TASK >> An exact copy of every record is needed.

┌──

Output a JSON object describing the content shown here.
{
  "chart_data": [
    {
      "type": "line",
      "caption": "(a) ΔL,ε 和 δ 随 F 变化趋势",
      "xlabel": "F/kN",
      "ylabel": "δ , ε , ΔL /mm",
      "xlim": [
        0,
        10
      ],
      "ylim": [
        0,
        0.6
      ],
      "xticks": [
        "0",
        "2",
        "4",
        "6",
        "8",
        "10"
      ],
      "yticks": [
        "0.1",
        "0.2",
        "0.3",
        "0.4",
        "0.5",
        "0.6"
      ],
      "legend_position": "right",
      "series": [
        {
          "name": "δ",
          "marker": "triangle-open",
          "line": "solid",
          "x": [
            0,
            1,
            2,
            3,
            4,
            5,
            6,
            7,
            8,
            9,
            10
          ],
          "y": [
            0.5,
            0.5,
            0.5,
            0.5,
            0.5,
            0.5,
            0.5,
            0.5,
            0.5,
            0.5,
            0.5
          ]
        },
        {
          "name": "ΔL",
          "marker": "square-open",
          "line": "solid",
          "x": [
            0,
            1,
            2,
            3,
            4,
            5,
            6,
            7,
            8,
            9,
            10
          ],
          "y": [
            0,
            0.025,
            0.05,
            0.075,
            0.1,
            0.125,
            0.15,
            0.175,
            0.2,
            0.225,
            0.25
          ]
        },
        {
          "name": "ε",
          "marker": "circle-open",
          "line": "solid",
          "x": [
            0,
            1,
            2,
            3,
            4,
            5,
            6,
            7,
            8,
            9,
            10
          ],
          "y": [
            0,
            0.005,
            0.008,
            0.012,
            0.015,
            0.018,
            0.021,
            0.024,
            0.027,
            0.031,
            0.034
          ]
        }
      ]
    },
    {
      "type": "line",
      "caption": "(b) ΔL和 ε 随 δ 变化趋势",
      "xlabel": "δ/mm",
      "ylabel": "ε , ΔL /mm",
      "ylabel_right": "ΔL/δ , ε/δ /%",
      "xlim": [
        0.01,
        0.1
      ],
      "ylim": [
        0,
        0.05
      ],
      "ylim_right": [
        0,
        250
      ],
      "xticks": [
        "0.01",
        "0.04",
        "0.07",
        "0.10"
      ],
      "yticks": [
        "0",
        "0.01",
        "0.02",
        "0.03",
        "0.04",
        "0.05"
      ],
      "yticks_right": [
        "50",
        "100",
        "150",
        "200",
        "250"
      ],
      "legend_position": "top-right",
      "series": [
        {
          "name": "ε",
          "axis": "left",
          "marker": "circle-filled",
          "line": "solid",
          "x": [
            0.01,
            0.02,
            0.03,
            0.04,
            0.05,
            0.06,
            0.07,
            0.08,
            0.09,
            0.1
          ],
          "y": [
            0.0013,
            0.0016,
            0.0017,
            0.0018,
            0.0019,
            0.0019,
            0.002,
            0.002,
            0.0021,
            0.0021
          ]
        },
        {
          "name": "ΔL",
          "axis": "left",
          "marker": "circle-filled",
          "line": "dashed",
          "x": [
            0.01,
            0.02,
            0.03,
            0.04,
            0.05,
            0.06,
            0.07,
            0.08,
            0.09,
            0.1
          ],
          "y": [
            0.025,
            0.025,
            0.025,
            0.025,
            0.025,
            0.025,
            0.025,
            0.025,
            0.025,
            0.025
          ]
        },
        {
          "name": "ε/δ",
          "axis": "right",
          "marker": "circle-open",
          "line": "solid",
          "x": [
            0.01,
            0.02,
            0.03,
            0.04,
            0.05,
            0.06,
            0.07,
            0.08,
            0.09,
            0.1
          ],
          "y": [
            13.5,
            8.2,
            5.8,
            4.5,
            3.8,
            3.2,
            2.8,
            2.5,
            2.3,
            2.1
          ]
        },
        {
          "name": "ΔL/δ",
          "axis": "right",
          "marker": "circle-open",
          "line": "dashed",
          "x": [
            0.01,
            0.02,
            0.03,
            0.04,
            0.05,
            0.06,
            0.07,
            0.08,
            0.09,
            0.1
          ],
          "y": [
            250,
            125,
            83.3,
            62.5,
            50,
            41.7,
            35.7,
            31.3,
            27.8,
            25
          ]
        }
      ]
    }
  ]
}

└──

FULL ANSWER >>
Output a JSON object describing the content shown here.
{
  "chart_data": [
    {
      "type": "line",
      "caption": "(a) ΔL,ε 和 δ 随 F 变化趋势",
      "xlabel": "F/kN",
      "ylabel": "δ , ε , ΔL /mm",
      "xlim": [
        0,
        10
      ],
      "ylim": [
        0,
        0.6
      ],
      "xticks": [
        "0",
        "2",
        "4",
        "6",
        "8",
        "10"
      ],
      "yticks": [
        "0.1",
        "0.2",
        "0.3",
        "0.4",
        "0.5",
        "0.6"
      ],
      "legend_position": "right",
      "series": [
        {
          "name": "δ",
          "marker": "triangle-open",
          "line": "solid",
          "x": [
            0,
            1,
            2,
            3,
            4,
            5,
            6,
            7,
            8,
            9,
            10
          ],
          "y": [
            0.5,
            0.5,
            0.5,
            0.5,
            0.5,
            0.5,
            0.5,
            0.5,
            0.5,
            0.5,
            0.5
          ]
        },
        {
          "name": "ΔL",
          "marker": "square-open",
          "line": "solid",
          "x": [
            0,
            1,
            2,
            3,
            4,
            5,
            6,
            7,
            8,
            9,
            10
          ],
          "y": [
            0,
            0.025,
            0.05,
            0.075,
            0.1,
            0.125,
            0.15,
            0.175,
            0.2,
            0.225,
            0.25
          ]
        },
        {
          "name": "ε",
          "marker": "circle-open",
          "line": "solid",
          "x": [
            0,
            1,
            2,
            3,
            4,
            5,
            6,
            7,
            8,
            9,
            10
          ],
          "y": [
            0,
            0.005,
            0.008,
            0.012,
            0.015,
            0.018,
            0.021,
            0.024,
            0.027,
            0.031,
            0.034
          ]
        }
      ]
    },
    {
      "type": "line",
      "caption": "(b) ΔL和 ε 随 δ 变化趋势",
      "xlabel": "δ/mm",
      "ylabel": "ε , ΔL /mm",
      "ylabel_right": "ΔL/δ , ε/δ /%",
      "xlim": [
        0.01,
        0.1
      ],
      "ylim": [
        0,
        0.05
      ],
      "ylim_right": [
        0,
        250
      ],
      "xticks": [
        "0.01",
        "0.04",
        "0.07",
        "0.10"
      ],
      "yticks": [
        "0",
        "0.01",
        "0.02",
        "0.03",
        "0.04",
        "0.05"
      ],
      "yticks_right": [
        "50",
        "100",
        "150",
        "200",
        "250"
      ],
      "legend_position": "top-right",
      "series": [
        {
          "name": "ε",
          "axis": "left",
          "marker": "circle-filled",
          "line": "solid",
          "x": [
            0.01,
            0.02,
            0.03,
            0.04,
            0.05,
            0.06,
            0.07,
            0.08,
            0.09,
            0.1
          ],
          "y": [
            0.0013,
            0.0016,
            0.0017,
            0.0018,
            0.0019,
            0.0019,
            0.002,
            0.002,
            0.0021,
            0.0021
          ]
        },
        {
          "name": "ΔL",
          "axis": "left",
          "marker": "circle-filled",
          "line": "dashed",
          "x": [
            0.01,
            0.02,
            0.03,
            0.04,
            0.05,
            0.06,
            0.07,
            0.08,
            0.09,
            0.1
          ],
          "y": [
            0.025,
            0.025,
            0.025,
            0.025,
            0.025,
            0.025,
            0.025,
            0.025,
            0.025,
            0.025
          ]
        },
        {
          "name": "ε/δ",
          "axis": "right",
          "marker": "circle-open",
          "line": "solid",
          "x": [
            0.01,
            0.02,
            0.03,
            0.04,
            0.05,
            0.06,
            0.07,
            0.08,
            0.09,
            0.1
          ],
          "y": [
            13.5,
            8.2,
            5.8,
            4.5,
            3.8,
            3.2,
            2.8,
            2.5,
            2.3,
            2.1
          ]
        },
        {
          "name": "ΔL/δ",
          "axis": "right",
          "marker": "circle-open",
          "line": "dashed",
          "x": [
            0.01,
            0.02,
            0.03,
            0.04,
            0.05,
            0.06,
            0.07,
            0.08,
            0.09,
            0.1
          ],
          "y": [
            250,
            125,
            83.3,
            62.5,
            50,
            41.7,
            35.7,
            31.3,
            27.8,
            25
          ]
        }
      ]
    }
  ]
}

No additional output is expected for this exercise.